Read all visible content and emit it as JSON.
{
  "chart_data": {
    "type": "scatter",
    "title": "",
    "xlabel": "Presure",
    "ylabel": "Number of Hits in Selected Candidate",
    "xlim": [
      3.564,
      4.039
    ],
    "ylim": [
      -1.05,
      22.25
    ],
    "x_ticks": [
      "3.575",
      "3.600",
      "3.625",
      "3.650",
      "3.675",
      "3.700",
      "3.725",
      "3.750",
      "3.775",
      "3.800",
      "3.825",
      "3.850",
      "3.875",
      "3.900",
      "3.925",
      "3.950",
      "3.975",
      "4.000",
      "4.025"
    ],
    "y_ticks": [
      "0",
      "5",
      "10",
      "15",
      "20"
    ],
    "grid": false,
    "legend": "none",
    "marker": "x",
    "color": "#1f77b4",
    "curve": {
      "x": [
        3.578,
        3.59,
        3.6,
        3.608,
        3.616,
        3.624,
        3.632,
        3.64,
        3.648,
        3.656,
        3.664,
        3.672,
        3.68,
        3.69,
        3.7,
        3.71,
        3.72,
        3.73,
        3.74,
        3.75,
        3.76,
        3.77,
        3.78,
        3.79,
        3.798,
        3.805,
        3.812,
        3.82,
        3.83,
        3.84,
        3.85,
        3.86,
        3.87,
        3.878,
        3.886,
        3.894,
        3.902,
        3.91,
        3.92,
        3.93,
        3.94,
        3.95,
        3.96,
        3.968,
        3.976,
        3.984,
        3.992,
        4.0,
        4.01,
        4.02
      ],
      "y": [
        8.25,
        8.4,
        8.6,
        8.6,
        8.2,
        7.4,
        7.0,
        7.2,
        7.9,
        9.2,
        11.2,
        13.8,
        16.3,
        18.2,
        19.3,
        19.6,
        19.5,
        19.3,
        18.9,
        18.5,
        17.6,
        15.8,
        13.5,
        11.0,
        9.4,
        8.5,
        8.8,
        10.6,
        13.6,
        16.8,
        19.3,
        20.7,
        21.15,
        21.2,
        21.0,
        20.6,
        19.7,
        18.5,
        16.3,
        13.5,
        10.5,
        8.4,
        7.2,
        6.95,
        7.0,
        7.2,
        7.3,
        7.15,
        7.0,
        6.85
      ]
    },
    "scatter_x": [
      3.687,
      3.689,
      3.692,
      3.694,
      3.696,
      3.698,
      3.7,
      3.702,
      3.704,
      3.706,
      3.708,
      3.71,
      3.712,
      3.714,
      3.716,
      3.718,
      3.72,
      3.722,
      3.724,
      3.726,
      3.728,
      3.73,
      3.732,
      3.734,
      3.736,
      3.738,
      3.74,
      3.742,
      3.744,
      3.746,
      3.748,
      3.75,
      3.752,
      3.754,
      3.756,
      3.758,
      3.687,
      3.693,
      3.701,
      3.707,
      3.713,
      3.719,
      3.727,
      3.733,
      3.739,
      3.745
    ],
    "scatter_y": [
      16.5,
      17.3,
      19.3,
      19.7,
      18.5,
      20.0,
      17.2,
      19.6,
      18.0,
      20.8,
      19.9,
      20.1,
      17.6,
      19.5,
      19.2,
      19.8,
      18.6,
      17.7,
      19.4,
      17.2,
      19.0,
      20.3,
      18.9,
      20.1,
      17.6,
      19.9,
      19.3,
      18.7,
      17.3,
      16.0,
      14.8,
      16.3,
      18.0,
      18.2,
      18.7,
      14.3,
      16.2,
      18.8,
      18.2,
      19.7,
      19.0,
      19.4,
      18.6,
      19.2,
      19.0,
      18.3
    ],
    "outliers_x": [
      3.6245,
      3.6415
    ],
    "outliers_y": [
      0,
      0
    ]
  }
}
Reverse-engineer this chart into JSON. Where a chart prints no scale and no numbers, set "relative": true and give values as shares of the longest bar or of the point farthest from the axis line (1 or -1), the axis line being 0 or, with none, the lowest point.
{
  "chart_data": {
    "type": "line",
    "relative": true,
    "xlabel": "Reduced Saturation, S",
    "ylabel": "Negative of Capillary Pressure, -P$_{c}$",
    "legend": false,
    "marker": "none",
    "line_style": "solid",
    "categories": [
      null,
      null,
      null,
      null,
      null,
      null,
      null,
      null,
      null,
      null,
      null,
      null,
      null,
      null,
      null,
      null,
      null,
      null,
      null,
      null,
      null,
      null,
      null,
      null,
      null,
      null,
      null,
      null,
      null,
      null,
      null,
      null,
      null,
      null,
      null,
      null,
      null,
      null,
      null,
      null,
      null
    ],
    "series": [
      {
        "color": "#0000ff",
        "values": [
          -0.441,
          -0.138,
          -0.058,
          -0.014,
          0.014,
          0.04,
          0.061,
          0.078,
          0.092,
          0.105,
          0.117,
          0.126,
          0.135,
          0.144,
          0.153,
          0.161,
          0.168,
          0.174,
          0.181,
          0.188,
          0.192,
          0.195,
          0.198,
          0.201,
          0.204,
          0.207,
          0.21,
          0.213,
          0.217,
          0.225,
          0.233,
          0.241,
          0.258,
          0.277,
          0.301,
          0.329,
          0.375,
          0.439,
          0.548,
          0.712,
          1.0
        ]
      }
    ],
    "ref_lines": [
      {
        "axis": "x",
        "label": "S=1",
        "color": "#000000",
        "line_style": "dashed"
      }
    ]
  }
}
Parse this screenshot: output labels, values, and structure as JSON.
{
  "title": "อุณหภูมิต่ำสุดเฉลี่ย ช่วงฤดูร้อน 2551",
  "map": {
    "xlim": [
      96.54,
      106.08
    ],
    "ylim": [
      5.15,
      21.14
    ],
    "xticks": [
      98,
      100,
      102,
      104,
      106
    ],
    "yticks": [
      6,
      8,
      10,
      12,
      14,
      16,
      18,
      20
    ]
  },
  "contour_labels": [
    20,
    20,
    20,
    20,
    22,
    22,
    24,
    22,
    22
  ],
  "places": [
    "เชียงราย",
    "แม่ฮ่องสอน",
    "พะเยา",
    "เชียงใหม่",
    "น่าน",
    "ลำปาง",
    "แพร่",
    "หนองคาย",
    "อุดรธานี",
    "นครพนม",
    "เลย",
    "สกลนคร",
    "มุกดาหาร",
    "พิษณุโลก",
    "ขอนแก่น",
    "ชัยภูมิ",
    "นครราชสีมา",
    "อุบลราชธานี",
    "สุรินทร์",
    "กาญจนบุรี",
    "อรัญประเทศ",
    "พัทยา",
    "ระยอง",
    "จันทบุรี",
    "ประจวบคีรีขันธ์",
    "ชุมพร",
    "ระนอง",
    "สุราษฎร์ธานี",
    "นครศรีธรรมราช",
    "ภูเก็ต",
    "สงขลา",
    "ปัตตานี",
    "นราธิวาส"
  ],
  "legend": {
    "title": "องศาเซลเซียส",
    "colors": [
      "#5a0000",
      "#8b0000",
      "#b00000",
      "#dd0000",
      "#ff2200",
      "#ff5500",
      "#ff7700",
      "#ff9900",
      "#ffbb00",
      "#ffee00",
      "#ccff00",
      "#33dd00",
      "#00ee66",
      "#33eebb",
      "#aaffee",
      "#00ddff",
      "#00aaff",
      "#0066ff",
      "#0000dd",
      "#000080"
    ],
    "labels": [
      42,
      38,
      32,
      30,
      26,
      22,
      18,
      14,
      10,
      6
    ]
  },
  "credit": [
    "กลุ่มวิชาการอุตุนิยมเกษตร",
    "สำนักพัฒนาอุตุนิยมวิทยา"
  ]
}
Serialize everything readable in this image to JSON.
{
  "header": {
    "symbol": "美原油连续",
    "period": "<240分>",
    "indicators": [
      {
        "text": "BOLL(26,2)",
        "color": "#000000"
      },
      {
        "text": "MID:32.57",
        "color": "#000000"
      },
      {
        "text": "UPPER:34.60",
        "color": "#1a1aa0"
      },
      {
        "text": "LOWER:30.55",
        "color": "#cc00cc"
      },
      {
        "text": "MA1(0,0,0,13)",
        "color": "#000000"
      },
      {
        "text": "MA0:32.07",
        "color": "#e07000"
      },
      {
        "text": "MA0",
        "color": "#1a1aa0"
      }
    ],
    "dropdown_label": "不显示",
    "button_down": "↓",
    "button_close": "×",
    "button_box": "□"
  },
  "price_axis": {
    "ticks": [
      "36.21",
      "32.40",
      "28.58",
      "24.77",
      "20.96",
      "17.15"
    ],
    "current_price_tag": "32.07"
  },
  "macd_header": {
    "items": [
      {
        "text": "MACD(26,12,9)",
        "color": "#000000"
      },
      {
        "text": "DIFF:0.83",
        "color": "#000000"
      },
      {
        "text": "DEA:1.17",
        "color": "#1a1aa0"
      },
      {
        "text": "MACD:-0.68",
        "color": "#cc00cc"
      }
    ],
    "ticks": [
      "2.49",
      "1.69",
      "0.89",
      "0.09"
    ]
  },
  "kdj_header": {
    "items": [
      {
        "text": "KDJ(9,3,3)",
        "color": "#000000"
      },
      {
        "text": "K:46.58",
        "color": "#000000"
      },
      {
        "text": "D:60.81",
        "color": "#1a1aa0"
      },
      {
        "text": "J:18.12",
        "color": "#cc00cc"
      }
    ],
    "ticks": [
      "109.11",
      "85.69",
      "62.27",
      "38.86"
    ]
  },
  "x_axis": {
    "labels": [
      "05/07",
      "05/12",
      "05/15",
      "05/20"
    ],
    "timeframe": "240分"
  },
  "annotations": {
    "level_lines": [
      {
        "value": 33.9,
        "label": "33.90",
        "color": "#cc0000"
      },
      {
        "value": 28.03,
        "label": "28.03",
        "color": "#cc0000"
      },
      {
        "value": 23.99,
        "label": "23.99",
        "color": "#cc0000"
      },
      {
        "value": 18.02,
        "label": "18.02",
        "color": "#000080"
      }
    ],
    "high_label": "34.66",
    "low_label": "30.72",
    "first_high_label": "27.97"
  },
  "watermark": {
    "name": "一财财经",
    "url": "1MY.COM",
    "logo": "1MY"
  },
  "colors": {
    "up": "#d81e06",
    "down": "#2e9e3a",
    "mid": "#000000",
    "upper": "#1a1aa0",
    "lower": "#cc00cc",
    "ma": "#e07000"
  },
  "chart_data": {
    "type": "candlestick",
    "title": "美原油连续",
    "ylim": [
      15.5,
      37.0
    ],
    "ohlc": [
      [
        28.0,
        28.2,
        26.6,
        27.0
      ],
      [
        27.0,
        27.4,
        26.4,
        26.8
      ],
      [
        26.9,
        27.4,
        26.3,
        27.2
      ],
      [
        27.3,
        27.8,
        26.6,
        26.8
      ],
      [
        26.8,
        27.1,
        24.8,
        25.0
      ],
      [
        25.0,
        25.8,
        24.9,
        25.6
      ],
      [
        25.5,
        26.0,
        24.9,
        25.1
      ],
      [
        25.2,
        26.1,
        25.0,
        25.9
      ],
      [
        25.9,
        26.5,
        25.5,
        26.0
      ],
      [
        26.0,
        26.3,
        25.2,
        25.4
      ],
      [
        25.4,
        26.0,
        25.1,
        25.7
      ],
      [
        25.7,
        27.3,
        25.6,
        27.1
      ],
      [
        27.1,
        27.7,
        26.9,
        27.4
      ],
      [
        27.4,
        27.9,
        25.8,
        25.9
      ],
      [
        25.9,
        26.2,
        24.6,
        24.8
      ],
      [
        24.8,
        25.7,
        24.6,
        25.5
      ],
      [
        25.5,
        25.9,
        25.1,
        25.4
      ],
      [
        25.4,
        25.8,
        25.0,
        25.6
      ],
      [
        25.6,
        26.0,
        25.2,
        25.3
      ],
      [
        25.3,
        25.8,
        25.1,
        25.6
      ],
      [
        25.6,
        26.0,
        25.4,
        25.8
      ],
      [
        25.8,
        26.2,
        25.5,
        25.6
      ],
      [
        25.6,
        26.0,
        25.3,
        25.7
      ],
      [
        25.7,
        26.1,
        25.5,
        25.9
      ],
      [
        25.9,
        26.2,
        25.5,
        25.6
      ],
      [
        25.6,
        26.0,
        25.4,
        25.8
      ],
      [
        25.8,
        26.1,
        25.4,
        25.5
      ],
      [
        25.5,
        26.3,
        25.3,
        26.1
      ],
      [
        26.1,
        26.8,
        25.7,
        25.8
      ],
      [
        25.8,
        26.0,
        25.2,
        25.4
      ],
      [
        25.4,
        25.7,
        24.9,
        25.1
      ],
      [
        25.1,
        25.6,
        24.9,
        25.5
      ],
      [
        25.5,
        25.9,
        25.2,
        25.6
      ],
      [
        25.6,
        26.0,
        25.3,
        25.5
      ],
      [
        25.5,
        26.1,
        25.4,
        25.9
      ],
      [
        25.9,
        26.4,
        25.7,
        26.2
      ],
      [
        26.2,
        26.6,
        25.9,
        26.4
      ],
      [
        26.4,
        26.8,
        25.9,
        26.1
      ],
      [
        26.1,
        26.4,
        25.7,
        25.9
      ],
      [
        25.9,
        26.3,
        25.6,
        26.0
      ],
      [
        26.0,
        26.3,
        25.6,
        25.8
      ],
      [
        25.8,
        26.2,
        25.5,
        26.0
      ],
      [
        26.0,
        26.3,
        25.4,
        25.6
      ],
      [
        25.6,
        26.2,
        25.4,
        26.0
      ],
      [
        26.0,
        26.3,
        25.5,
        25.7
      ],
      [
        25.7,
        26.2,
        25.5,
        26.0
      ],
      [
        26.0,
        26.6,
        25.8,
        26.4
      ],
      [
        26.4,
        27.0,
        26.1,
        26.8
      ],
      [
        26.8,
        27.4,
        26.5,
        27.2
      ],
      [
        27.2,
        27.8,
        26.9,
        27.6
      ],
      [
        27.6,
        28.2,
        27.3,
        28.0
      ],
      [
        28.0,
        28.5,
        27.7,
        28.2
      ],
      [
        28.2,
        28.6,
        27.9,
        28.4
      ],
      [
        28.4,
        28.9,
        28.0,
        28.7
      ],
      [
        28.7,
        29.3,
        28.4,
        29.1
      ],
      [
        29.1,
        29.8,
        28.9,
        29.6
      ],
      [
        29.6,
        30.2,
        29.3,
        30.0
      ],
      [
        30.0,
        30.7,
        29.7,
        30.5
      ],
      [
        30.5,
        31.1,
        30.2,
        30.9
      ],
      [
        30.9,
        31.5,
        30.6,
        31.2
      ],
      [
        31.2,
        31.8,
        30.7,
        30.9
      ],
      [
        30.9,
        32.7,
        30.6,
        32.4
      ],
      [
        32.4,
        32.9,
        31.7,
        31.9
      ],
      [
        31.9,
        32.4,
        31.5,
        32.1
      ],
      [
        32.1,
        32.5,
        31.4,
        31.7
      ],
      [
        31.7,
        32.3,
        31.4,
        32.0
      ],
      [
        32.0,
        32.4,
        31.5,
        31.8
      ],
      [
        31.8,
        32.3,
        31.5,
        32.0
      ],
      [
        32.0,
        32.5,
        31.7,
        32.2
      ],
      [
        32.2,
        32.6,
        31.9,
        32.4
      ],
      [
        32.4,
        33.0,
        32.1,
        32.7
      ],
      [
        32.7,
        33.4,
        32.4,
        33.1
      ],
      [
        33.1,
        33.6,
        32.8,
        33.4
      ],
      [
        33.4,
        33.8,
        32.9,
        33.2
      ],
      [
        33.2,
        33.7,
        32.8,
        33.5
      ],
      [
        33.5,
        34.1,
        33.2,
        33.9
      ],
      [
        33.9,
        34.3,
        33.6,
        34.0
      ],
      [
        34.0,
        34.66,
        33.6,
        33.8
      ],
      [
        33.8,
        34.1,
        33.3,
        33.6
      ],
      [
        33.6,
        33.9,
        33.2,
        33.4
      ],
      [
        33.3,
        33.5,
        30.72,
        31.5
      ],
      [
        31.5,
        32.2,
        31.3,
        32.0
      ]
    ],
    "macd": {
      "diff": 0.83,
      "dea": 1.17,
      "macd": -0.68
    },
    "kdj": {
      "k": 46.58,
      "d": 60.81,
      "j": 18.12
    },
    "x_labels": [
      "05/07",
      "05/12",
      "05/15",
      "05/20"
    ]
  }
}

CHALLENGE :: Return all lines with the word "JSON" in them.

RESPONSE ::
Read all visible content and emit it as JSON.
Reverse-engineer this chart into JSON. Where a chart prints no scale and no numbers, set "relative": true and give values as shares of the longest bar or of the point farthest from the axis line (1 or -1), the axis line being 0 or, with none, the lowest point.
Parse this screenshot: output labels, values, and structure as JSON.
Serialize everything readable in this image to JSON.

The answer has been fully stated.